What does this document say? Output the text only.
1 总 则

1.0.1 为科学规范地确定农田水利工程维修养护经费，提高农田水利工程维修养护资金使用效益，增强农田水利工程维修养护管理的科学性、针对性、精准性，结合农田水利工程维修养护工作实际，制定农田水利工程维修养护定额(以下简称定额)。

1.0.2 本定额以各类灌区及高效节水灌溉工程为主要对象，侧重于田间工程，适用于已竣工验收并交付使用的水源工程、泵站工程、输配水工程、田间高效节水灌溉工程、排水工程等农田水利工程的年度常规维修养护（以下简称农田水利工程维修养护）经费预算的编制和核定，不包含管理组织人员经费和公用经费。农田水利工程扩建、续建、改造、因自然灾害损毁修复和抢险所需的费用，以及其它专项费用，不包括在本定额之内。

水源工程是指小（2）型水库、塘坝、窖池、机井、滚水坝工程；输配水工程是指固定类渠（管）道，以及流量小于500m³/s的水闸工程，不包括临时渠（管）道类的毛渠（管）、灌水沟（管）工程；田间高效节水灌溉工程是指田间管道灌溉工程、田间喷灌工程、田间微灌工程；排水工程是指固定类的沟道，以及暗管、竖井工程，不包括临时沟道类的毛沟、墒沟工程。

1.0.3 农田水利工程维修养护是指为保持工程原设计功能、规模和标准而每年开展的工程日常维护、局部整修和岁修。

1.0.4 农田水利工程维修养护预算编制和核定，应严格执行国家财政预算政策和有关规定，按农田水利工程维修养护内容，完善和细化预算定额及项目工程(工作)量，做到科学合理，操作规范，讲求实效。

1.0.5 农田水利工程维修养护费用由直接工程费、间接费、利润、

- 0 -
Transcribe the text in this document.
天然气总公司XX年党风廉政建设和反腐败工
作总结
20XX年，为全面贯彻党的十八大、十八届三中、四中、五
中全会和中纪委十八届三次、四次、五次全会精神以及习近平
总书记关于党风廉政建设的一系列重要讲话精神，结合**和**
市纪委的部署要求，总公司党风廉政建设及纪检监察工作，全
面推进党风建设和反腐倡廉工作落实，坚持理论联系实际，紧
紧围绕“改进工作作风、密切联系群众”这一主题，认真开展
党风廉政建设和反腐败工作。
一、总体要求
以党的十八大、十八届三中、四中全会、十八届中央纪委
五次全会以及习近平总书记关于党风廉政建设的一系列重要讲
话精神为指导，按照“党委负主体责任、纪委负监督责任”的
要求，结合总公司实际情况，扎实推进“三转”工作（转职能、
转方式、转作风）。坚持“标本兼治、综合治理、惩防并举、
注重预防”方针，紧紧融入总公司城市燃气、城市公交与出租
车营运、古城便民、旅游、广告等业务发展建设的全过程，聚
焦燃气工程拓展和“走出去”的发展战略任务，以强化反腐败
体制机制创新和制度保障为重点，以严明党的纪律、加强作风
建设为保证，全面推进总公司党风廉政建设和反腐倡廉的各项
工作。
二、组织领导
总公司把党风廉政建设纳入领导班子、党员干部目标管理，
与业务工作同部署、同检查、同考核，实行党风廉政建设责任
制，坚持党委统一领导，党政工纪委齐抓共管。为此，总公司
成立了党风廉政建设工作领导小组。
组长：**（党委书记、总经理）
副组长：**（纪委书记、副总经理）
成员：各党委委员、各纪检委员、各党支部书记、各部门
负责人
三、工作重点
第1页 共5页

━━━━

» **THE EXERCISE**
From the line with "Transcribe the text in this document." to the last line of the material, give every line again exactly, and only those lines.

» **ANSWER FOR THIS EXERCISE**
Transcribe the text in this document.
天然气总公司XX年党风廉政建设和反腐败工
作总结
20XX年，为全面贯彻党的十八大、十八届三中、四中、五
中全会和中纪委十八届三次、四次、五次全会精神以及习近平
总书记关于党风廉政建设的一系列重要讲话精神，结合**和**
市纪委的部署要求，总公司党风廉政建设及纪检监察工作，全
面推进党风建设和反腐倡廉工作落实，坚持理论联系实际，紧
紧围绕“改进工作作风、密切联系群众”这一主题，认真开展
党风廉政建设和反腐败工作。
一、总体要求
以党的十八大、十八届三中、四中全会、十八届中央纪委
五次全会以及习近平总书记关于党风廉政建设的一系列重要讲
话精神为指导，按照“党委负主体责任、纪委负监督责任”的
要求，结合总公司实际情况，扎实推进“三转”工作（转职能、
转方式、转作风）。坚持“标本兼治、综合治理、惩防并举、
注重预防”方针，紧紧融入总公司城市燃气、城市公交与出租
车营运、古城便民、旅游、广告等业务发展建设的全过程，聚
焦燃气工程拓展和“走出去”的发展战略任务，以强化反腐败
体制机制创新和制度保障为重点，以严明党的纪律、加强作风
建设为保证，全面推进总公司党风廉政建设和反腐倡廉的各项
工作。
二、组织领导
总公司把党风廉政建设纳入领导班子、党员干部目标管理，
与业务工作同部署、同检查、同考核，实行党风廉政建设责任
制，坚持党委统一领导，党政工纪委齐抓共管。为此，总公司
成立了党风廉政建设工作领导小组。
组长：**（党委书记、总经理）
副组长：**（纪委书记、副总经理）
成员：各党委委员、各纪检委员、各党支部书记、各部门
负责人
三、工作重点
第1页 共5页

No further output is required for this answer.